── EXERCISE DATA
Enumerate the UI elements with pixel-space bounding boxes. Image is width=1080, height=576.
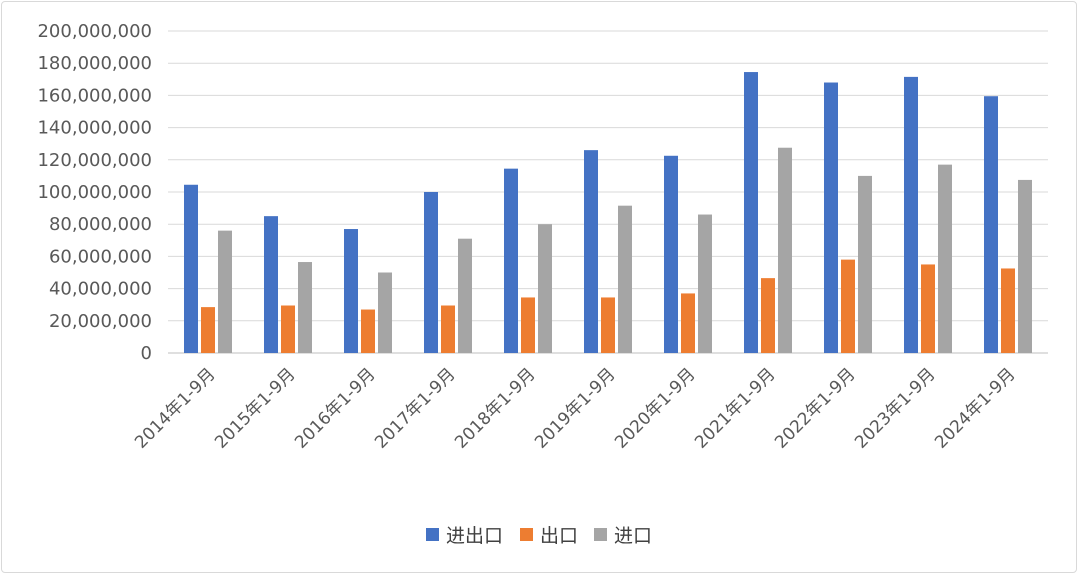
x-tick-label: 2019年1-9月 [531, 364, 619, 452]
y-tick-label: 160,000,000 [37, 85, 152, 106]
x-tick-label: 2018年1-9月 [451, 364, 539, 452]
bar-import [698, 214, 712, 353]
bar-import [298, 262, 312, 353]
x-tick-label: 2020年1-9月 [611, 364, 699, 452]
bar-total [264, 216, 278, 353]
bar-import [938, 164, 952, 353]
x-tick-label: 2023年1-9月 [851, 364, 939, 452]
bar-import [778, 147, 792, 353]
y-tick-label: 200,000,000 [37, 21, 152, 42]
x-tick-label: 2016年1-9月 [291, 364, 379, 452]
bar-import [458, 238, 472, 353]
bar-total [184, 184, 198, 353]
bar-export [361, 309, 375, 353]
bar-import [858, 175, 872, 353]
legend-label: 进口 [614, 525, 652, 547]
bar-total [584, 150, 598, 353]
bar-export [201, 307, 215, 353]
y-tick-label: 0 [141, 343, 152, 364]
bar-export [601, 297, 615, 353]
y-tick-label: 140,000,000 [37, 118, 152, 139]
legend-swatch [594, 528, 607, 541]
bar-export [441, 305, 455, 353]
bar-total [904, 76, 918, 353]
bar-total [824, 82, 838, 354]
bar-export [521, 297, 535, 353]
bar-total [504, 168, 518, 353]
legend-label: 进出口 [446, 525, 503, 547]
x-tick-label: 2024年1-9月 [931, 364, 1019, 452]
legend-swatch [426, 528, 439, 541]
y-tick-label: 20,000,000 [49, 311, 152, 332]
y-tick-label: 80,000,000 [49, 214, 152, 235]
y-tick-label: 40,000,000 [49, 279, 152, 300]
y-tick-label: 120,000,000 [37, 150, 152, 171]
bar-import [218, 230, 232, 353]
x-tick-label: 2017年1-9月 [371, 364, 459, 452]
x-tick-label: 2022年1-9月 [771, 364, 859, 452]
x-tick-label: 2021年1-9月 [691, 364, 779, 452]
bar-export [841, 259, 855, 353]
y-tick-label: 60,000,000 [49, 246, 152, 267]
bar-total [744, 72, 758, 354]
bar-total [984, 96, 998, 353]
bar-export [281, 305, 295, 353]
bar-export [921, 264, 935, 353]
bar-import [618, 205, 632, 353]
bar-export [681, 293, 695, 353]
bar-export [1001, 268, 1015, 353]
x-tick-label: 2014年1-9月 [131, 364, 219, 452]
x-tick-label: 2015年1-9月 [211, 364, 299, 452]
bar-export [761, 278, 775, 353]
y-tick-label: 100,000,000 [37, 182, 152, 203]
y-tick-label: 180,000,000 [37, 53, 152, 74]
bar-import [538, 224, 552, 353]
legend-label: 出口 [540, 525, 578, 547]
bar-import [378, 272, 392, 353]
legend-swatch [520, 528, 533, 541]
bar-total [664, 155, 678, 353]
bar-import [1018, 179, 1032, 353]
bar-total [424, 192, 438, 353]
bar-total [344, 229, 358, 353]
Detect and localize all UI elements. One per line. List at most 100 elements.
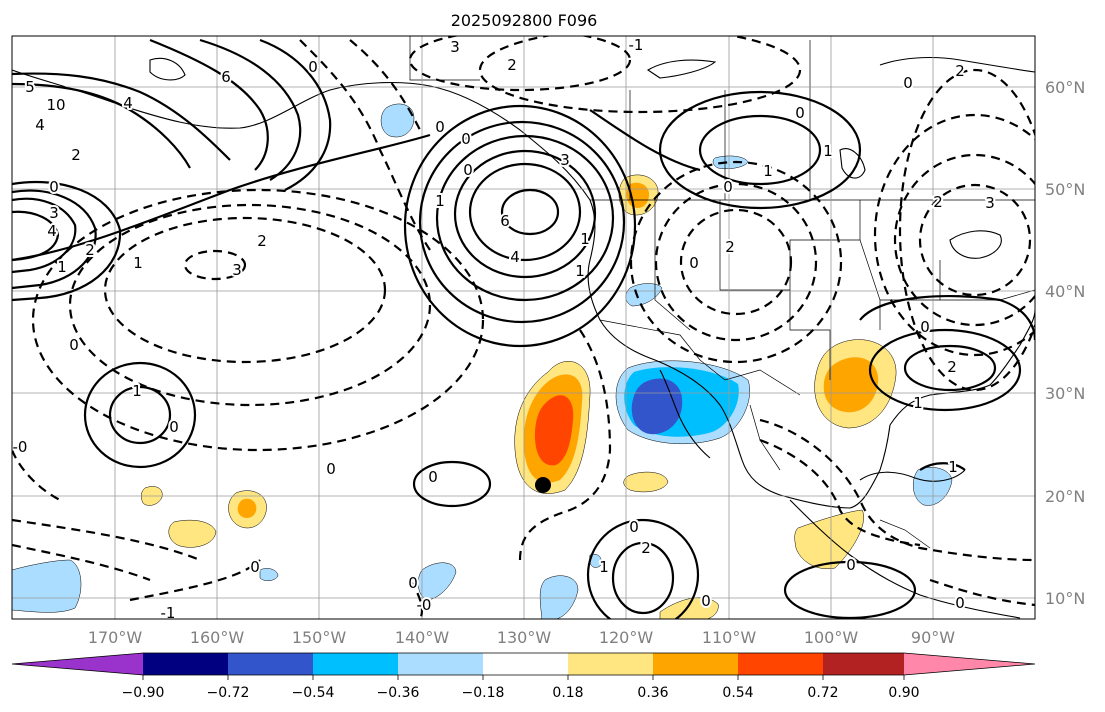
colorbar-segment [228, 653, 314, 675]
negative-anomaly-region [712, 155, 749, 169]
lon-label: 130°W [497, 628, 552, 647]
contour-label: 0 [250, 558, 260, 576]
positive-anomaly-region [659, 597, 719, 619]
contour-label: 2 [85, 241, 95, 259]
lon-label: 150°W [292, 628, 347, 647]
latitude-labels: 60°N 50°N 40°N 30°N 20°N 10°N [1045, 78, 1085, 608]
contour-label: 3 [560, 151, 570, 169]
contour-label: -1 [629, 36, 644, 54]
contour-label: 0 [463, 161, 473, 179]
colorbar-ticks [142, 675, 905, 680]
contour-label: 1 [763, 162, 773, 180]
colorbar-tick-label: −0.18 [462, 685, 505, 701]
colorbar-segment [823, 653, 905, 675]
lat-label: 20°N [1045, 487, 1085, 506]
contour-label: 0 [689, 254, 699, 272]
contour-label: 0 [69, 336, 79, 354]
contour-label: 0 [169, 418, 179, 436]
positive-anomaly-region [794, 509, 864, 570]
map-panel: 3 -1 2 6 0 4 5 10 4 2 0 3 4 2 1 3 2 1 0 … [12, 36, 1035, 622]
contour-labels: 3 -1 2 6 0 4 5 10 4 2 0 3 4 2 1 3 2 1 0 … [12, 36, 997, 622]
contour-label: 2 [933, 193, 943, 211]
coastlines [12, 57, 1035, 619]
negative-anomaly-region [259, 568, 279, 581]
────
> _WHAT YOU SHOULD DO_:
Reproduce every line of the data above verbatim, leaving out the pictures.

> _FINISHED ANSWER_:
Enumerate the UI elements with pixel-space bounding boxes. Image is width=1080, height=576.
x-tick-label: 2019年1-9月 [531, 364, 619, 452]
y-tick-label: 160,000,000 [37, 85, 152, 106]
x-tick-label: 2018年1-9月 [451, 364, 539, 452]
bar-import [698, 214, 712, 353]
bar-import [298, 262, 312, 353]
x-tick-label: 2020年1-9月 [611, 364, 699, 452]
bar-total [264, 216, 278, 353]
bar-import [938, 164, 952, 353]
x-tick-label: 2023年1-9月 [851, 364, 939, 452]
bar-import [778, 147, 792, 353]
y-tick-label: 200,000,000 [37, 21, 152, 42]
x-tick-label: 2016年1-9月 [291, 364, 379, 452]
bar-import [458, 238, 472, 353]
bar-total [184, 184, 198, 353]
bar-export [361, 309, 375, 353]
bar-import [858, 175, 872, 353]
legend-label: 进口 [614, 525, 652, 547]
bar-total [584, 150, 598, 353]
bar-export [201, 307, 215, 353]
y-tick-label: 0 [141, 343, 152, 364]
bar-export [601, 297, 615, 353]
y-tick-label: 140,000,000 [37, 118, 152, 139]
legend-swatch [594, 528, 607, 541]
bar-export [441, 305, 455, 353]
bar-total [904, 76, 918, 353]
bar-total [824, 82, 838, 354]
bar-export [521, 297, 535, 353]
bar-total [504, 168, 518, 353]
legend-label: 进出口 [446, 525, 503, 547]
x-tick-label: 2024年1-9月 [931, 364, 1019, 452]
legend-swatch [426, 528, 439, 541]
y-tick-label: 20,000,000 [49, 311, 152, 332]
y-tick-label: 80,000,000 [49, 214, 152, 235]
y-tick-label: 40,000,000 [49, 279, 152, 300]
y-tick-label: 120,000,000 [37, 150, 152, 171]
bar-import [218, 230, 232, 353]
x-tick-label: 2017年1-9月 [371, 364, 459, 452]
x-tick-label: 2022年1-9月 [771, 364, 859, 452]
x-tick-label: 2021年1-9月 [691, 364, 779, 452]
bar-export [841, 259, 855, 353]
y-tick-label: 60,000,000 [49, 246, 152, 267]
bar-total [744, 72, 758, 354]
bar-total [984, 96, 998, 353]
bar-export [281, 305, 295, 353]
bar-export [921, 264, 935, 353]
bar-import [618, 205, 632, 353]
bar-export [681, 293, 695, 353]
bar-export [1001, 268, 1015, 353]
x-tick-label: 2014年1-9月 [131, 364, 219, 452]
x-tick-label: 2015年1-9月 [211, 364, 299, 452]
bar-export [761, 278, 775, 353]
y-tick-label: 100,000,000 [37, 182, 152, 203]
y-tick-label: 180,000,000 [37, 53, 152, 74]
bar-import [538, 224, 552, 353]
legend-label: 出口 [540, 525, 578, 547]
bar-import [378, 272, 392, 353]
legend-swatch [520, 528, 533, 541]
bar-total [664, 155, 678, 353]
bar-import [1018, 179, 1032, 353]
bar-total [424, 192, 438, 353]
bar-total [344, 229, 358, 353]
Detect and localize all UI elements. One per line. List at most 100 elements.
colorbar-segment [228, 653, 314, 675]
negative-anomaly-region [712, 155, 749, 169]
lon-label: 130°W [497, 628, 552, 647]
contour-label: 0 [250, 558, 260, 576]
positive-anomaly-region [659, 597, 719, 619]
contour-label: 2 [85, 241, 95, 259]
lon-label: 150°W [292, 628, 347, 647]
latitude-labels: 60°N 50°N 40°N 30°N 20°N 10°N [1045, 78, 1085, 608]
contour-label: 3 [560, 151, 570, 169]
contour-label: -1 [629, 36, 644, 54]
contour-label: 0 [463, 161, 473, 179]
colorbar-ticks [142, 675, 905, 680]
contour-label: 1 [763, 162, 773, 180]
colorbar-tick-label: −0.18 [462, 685, 505, 701]
colorbar-segment [823, 653, 905, 675]
lat-label: 20°N [1045, 487, 1085, 506]
contour-label: 0 [689, 254, 699, 272]
contour-label: 0 [69, 336, 79, 354]
contour-label: 0 [169, 418, 179, 436]
positive-anomaly-region [794, 509, 864, 570]
map-panel: 3 -1 2 6 0 4 5 10 4 2 0 3 4 2 1 3 2 1 0 … [12, 36, 1035, 622]
contour-labels: 3 -1 2 6 0 4 5 10 4 2 0 3 4 2 1 3 2 1 0 … [12, 36, 997, 622]
contour-label: 2 [933, 193, 943, 211]
coastlines [12, 57, 1035, 619]
negative-anomaly-region [259, 568, 279, 581]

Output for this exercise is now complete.